TASK PROMPT:
Please determine how many lines of the material include the word "المساحة", and respond with nothing but that number.

──────────────────────────────

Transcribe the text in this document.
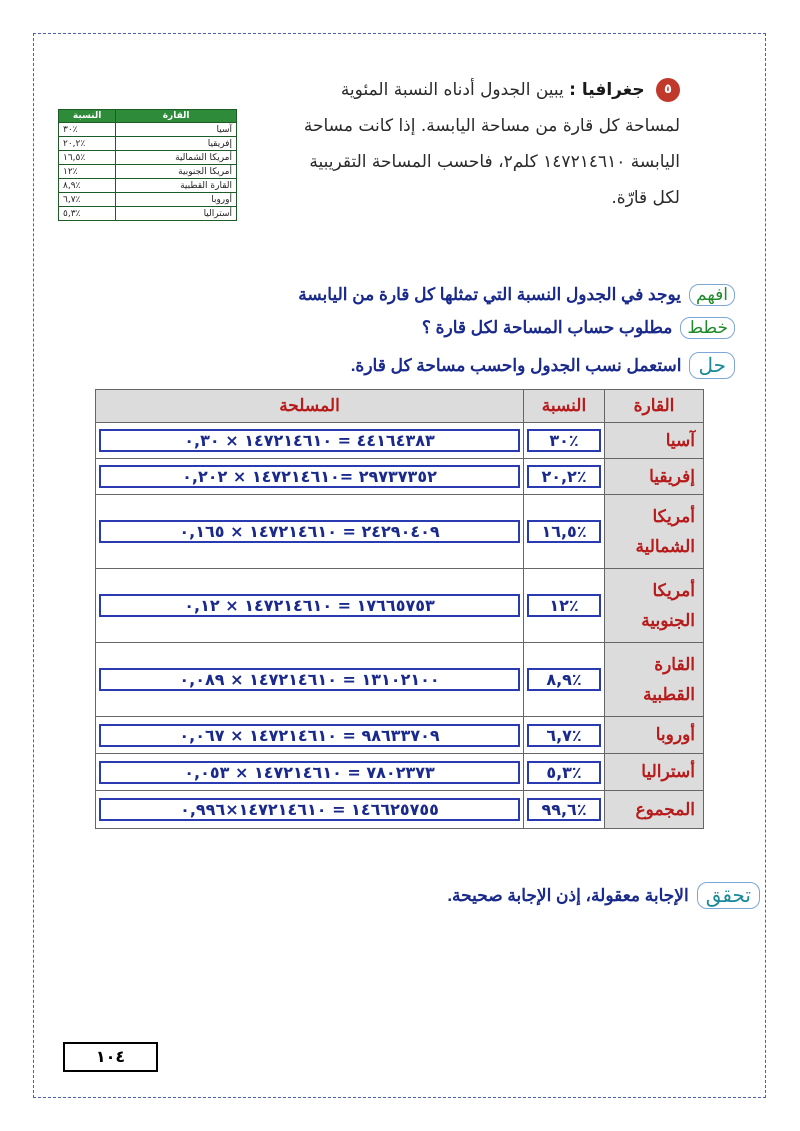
٥ جغرافيا : يبين الجدول أدناه النسبة المئوية لمساحة كل قارة من مساحة اليابسة. إذا كانت مساحة اليابسة ١٤٧٢١٤٦١٠ كلم٢، فاحسب المساحة التقريبية لكل قارّة.
القارة	النسبة
آسيا	٪٣٠
إفريقيا	٪٢٠,٢
أمريكا الشمالية	٪١٦,٥
أمريكا الجنوبية	٪١٢
القارة القطبية	٪٨,٩
أوروبا	٪٦,٧
أستراليا	٪٥,٣
افهم
يوجد في الجدول النسبة التي تمثلها كل قارة من اليابسة
خطط
مطلوب حساب المساحة لكل قارة ؟
حل
استعمل نسب الجدول واحسب مساحة كل قارة.
القارة	النسبة	المسلحة

آسيا	٪٣٠	٤٤١٦٤٣٨٣ = ١٤٧٢١٤٦١٠ × ٠,٣٠

إفريقيا	٪٢٠,٢	٢٩٧٣٧٣٥٢ =١٤٧٢١٤٦١٠ × ٠,٢٠٢

أمريكا الشمالية	٪١٦,٥	٢٤٢٩٠٤٠٩ = ١٤٧٢١٤٦١٠ × ٠,١٦٥

أمريكا الجنوبية	٪١٢	١٧٦٦٥٧٥٣ = ١٤٧٢١٤٦١٠ × ٠,١٢

القارة القطبية	٪٨,٩	١٣١٠٢١٠٠ = ١٤٧٢١٤٦١٠ × ٠,٠٨٩

أوروبا	٪٦,٧	٩٨٦٣٣٧٠٩ = ١٤٧٢١٤٦١٠ × ٠,٠٦٧

أستراليا	٪٥,٣	٧٨٠٢٣٧٣ = ١٤٧٢١٤٦١٠ × ٠,٠٥٣

المجموع	٪٩٩,٦	١٤٦٦٢٥٧٥٥ = ١٤٧٢١٤٦١٠×٠,٩٩٦
تحقق
الإجابة معقولة، إذن الإجابة صحيحة.
١٠٤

──────────────────────────────

EXPECTED OUTPUT:
2